EXERCISE DETAILS
Copy out every line of the records where the string "text" occurs.

Source records
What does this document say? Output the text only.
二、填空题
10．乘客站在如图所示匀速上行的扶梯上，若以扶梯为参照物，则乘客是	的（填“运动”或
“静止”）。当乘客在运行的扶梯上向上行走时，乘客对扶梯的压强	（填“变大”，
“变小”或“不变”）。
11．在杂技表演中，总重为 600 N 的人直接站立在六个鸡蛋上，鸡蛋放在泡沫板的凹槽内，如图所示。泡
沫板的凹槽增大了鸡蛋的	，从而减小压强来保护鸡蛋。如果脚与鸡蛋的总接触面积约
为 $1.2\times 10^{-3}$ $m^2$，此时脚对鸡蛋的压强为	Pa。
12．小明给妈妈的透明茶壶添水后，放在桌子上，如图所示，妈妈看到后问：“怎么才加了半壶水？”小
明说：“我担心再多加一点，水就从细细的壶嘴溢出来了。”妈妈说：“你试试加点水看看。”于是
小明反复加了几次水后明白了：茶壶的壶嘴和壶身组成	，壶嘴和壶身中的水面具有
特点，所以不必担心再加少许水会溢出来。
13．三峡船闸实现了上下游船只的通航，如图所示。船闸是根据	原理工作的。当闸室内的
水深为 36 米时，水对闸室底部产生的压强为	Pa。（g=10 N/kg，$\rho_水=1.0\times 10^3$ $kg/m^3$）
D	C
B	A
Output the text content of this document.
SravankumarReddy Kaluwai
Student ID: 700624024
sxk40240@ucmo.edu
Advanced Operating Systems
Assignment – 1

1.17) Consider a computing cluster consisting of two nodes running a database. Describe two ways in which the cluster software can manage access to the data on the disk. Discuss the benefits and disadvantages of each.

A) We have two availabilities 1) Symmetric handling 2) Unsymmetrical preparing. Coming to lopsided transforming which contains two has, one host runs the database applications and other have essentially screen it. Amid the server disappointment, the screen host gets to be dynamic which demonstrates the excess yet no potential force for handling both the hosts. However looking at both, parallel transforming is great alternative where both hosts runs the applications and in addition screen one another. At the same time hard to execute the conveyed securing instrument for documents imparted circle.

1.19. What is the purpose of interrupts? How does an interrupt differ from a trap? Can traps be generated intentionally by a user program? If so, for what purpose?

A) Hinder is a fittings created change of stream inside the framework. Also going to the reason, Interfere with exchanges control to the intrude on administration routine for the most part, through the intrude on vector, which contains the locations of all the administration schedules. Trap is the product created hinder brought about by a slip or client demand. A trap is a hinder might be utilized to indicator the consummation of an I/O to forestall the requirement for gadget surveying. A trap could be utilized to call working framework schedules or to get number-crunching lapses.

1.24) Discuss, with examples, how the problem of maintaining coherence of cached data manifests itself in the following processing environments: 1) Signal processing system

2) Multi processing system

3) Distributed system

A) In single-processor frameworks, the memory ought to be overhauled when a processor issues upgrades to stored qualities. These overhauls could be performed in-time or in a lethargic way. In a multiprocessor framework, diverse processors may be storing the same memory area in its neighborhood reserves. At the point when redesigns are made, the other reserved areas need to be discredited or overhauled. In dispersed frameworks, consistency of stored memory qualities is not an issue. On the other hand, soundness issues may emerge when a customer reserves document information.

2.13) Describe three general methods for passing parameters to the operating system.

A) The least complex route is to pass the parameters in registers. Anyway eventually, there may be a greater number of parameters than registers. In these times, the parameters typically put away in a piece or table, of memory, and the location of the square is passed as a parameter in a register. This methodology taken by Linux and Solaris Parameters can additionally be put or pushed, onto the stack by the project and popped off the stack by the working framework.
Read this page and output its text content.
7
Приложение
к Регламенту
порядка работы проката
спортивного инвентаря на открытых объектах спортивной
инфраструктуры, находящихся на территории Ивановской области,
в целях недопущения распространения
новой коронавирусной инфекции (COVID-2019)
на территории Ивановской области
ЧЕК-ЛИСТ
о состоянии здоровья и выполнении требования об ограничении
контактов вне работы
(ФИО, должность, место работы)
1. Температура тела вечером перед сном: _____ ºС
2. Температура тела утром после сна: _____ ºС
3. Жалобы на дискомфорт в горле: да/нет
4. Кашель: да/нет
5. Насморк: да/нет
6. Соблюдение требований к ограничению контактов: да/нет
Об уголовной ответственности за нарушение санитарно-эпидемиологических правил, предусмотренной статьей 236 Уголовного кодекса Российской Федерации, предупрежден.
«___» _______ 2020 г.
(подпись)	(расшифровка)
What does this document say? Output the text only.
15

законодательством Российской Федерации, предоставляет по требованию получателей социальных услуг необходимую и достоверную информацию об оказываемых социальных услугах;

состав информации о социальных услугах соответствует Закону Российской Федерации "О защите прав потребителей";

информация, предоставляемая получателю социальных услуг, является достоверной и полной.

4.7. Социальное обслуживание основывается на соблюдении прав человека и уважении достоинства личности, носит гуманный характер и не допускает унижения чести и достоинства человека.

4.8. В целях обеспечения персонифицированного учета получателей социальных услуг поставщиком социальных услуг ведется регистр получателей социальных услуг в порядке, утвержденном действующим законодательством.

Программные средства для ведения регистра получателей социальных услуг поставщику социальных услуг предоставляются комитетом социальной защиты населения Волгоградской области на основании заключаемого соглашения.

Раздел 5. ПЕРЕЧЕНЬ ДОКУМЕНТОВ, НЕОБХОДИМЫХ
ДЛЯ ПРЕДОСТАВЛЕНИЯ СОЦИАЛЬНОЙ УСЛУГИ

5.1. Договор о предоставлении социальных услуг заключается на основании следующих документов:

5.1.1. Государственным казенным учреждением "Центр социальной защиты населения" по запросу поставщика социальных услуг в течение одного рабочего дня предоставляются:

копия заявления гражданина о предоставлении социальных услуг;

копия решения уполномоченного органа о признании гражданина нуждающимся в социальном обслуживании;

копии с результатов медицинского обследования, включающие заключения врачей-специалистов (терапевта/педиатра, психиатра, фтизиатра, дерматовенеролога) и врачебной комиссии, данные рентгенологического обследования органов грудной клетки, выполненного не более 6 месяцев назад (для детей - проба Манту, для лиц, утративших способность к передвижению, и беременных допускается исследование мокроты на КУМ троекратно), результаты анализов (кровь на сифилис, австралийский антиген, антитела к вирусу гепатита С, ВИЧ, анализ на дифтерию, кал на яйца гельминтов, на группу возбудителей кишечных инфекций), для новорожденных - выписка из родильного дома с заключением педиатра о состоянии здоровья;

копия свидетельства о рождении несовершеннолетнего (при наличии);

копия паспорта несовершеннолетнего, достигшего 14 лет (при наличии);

ANSWER FOR THIS EXERCISE
What does this document say? Output the text only.
Output the text content of this document.
Read this page and output its text content.
What does this document say? Output the text only.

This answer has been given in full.